--- start of RECORDS TO PROCESS ---
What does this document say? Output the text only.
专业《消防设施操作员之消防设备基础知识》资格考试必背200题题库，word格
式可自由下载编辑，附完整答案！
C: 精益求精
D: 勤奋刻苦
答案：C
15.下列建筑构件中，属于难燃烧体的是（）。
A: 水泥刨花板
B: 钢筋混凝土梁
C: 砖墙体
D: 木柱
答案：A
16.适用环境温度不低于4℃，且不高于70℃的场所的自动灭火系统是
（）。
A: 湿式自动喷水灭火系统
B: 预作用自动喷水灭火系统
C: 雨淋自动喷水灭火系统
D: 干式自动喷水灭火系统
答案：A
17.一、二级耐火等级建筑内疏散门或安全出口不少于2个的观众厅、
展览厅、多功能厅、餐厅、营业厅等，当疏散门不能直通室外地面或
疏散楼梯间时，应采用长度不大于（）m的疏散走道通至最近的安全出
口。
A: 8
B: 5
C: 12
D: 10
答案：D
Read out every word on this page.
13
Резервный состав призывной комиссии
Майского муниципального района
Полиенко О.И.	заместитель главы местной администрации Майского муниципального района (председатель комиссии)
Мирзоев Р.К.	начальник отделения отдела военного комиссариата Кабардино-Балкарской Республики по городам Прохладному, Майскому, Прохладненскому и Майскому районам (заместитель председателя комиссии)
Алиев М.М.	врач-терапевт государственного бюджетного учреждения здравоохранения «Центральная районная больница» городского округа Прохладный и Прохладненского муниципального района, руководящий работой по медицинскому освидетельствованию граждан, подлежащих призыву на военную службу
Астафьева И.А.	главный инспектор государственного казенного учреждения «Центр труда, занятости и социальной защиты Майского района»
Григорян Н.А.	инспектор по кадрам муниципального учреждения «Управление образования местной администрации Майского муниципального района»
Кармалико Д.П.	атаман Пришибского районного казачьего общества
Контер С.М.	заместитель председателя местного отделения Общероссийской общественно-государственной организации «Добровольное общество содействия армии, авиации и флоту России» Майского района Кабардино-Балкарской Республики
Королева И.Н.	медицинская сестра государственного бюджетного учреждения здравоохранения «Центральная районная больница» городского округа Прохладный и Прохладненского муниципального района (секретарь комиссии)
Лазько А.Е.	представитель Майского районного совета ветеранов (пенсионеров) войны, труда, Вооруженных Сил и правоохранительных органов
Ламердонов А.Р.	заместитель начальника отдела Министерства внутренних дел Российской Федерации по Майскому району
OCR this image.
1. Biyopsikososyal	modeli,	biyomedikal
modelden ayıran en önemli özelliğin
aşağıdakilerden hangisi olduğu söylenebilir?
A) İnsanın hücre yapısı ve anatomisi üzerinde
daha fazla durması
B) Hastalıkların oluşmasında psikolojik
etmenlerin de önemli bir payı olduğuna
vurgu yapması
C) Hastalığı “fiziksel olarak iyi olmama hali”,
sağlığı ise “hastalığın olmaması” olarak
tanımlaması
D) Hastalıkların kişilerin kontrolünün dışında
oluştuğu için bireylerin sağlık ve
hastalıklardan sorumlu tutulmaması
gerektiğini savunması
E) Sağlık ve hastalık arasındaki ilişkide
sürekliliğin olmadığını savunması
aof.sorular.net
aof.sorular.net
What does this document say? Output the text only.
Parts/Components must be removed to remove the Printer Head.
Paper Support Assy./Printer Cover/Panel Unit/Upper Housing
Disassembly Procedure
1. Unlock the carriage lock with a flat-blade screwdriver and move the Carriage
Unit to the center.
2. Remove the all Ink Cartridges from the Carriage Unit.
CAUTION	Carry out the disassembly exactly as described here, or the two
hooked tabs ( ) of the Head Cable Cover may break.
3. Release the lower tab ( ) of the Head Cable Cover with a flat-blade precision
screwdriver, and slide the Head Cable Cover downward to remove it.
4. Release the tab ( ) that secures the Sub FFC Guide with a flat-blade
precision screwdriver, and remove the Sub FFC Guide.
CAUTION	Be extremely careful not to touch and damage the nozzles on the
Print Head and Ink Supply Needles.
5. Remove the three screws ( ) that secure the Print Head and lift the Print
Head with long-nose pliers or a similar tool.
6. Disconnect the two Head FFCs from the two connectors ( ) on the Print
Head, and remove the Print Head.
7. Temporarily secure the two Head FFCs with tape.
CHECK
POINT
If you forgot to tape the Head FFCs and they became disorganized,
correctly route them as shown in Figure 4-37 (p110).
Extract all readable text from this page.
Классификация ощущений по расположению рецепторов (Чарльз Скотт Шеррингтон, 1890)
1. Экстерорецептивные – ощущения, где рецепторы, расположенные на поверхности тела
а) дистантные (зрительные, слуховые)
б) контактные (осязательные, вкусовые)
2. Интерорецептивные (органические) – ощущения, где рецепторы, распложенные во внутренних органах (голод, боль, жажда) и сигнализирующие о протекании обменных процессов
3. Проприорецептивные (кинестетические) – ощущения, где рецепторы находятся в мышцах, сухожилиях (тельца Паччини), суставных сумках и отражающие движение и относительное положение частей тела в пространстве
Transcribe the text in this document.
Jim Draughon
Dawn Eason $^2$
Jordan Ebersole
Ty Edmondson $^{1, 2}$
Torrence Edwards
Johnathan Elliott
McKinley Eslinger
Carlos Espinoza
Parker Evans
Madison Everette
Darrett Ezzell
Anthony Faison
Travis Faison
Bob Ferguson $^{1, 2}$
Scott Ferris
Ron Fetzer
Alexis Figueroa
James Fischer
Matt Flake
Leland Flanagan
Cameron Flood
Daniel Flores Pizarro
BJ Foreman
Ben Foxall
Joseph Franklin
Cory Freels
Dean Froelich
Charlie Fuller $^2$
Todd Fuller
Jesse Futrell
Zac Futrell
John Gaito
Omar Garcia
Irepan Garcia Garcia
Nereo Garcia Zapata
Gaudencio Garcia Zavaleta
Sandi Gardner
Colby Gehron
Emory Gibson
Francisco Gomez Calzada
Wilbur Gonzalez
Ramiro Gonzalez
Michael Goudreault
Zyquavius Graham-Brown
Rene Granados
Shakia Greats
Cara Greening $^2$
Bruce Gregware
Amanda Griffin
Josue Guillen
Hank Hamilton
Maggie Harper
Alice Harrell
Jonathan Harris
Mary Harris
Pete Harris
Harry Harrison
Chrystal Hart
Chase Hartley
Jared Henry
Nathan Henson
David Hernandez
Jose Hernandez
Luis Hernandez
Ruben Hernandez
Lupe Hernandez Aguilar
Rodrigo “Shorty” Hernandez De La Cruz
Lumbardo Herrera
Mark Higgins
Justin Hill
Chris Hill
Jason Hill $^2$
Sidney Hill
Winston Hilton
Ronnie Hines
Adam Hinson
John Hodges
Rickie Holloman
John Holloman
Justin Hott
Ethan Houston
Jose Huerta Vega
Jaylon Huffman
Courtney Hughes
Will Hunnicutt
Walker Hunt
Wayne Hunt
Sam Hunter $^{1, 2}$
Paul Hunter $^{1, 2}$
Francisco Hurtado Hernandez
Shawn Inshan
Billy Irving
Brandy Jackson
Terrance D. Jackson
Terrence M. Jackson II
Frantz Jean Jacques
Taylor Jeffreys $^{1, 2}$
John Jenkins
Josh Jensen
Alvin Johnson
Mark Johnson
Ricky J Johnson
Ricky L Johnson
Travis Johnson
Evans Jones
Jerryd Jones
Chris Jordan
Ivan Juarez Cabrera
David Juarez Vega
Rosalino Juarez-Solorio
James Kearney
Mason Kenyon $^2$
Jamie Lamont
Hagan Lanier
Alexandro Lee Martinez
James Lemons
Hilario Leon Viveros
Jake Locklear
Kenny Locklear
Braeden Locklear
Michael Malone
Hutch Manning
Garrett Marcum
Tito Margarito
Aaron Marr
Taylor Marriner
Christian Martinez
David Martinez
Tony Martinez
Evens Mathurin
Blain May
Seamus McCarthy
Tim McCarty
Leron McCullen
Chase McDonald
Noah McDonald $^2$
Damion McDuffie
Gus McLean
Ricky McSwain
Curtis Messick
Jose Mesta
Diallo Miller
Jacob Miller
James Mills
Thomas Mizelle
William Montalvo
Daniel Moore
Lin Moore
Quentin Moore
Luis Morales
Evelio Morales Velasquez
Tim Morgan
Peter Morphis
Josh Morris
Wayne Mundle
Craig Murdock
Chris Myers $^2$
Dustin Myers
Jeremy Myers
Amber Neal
--- end of RECORDS TO PROCESS ---
Only lines with the word "James" should be collected from the material.

James Fischer
James Kearney
James Lemons
James Mills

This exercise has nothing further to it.